Stated goal:
All of the material below is to be repeated exactly.

Stored records:
────────────────

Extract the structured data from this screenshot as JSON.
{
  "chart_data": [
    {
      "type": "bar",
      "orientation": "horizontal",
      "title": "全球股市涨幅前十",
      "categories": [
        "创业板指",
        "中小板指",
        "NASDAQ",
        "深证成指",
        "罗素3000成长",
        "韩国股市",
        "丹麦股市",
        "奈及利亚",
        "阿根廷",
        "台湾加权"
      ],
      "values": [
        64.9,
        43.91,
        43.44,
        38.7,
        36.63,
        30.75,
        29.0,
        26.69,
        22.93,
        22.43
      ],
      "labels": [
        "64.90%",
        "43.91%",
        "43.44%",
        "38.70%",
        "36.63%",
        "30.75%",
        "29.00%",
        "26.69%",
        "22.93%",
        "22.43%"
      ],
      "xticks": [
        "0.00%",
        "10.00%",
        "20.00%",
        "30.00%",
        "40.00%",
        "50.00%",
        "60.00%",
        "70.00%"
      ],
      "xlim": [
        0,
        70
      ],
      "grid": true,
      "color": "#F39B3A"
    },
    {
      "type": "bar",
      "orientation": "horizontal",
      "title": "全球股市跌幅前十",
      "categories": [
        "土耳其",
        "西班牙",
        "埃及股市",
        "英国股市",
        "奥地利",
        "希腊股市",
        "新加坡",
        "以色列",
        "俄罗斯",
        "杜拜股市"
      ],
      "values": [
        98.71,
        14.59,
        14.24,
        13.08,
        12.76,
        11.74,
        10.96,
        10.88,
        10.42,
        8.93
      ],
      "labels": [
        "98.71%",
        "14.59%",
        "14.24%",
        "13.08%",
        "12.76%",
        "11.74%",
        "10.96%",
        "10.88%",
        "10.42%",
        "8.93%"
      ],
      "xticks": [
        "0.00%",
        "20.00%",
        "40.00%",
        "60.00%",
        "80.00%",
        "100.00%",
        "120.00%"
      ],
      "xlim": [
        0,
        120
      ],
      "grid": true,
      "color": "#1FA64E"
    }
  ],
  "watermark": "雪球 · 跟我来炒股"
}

────────────────

Written reply:
Extract the structured data from this screenshot as JSON.
{
  "chart_data": [
    {
      "type": "bar",
      "orientation": "horizontal",
      "title": "全球股市涨幅前十",
      "categories": [
        "创业板指",
        "中小板指",
        "NASDAQ",
        "深证成指",
        "罗素3000成长",
        "韩国股市",
        "丹麦股市",
        "奈及利亚",
        "阿根廷",
        "台湾加权"
      ],
      "values": [
        64.9,
        43.91,
        43.44,
        38.7,
        36.63,
        30.75,
        29.0,
        26.69,
        22.93,
        22.43
      ],
      "labels": [
        "64.90%",
        "43.91%",
        "43.44%",
        "38.70%",
        "36.63%",
        "30.75%",
        "29.00%",
        "26.69%",
        "22.93%",
        "22.43%"
      ],
      "xticks": [
        "0.00%",
        "10.00%",
        "20.00%",
        "30.00%",
        "40.00%",
        "50.00%",
        "60.00%",
        "70.00%"
      ],
      "xlim": [
        0,
        70
      ],
      "grid": true,
      "color": "#F39B3A"
    },
    {
      "type": "bar",
      "orientation": "horizontal",
      "title": "全球股市跌幅前十",
      "categories": [
        "土耳其",
        "西班牙",
        "埃及股市",
        "英国股市",
        "奥地利",
        "希腊股市",
        "新加坡",
        "以色列",
        "俄罗斯",
        "杜拜股市"
      ],
      "values": [
        98.71,
        14.59,
        14.24,
        13.08,
        12.76,
        11.74,
        10.96,
        10.88,
        10.42,
        8.93
      ],
      "labels": [
        "98.71%",
        "14.59%",
        "14.24%",
        "13.08%",
        "12.76%",
        "11.74%",
        "10.96%",
        "10.88%",
        "10.42%",
        "8.93%"
      ],
      "xticks": [
        "0.00%",
        "20.00%",
        "40.00%",
        "60.00%",
        "80.00%",
        "100.00%",
        "120.00%"
      ],
      "xlim": [
        0,
        120
      ],
      "grid": true,
      "color": "#1FA64E"
    }
  ],
  "watermark": "雪球 · 跟我来炒股"
}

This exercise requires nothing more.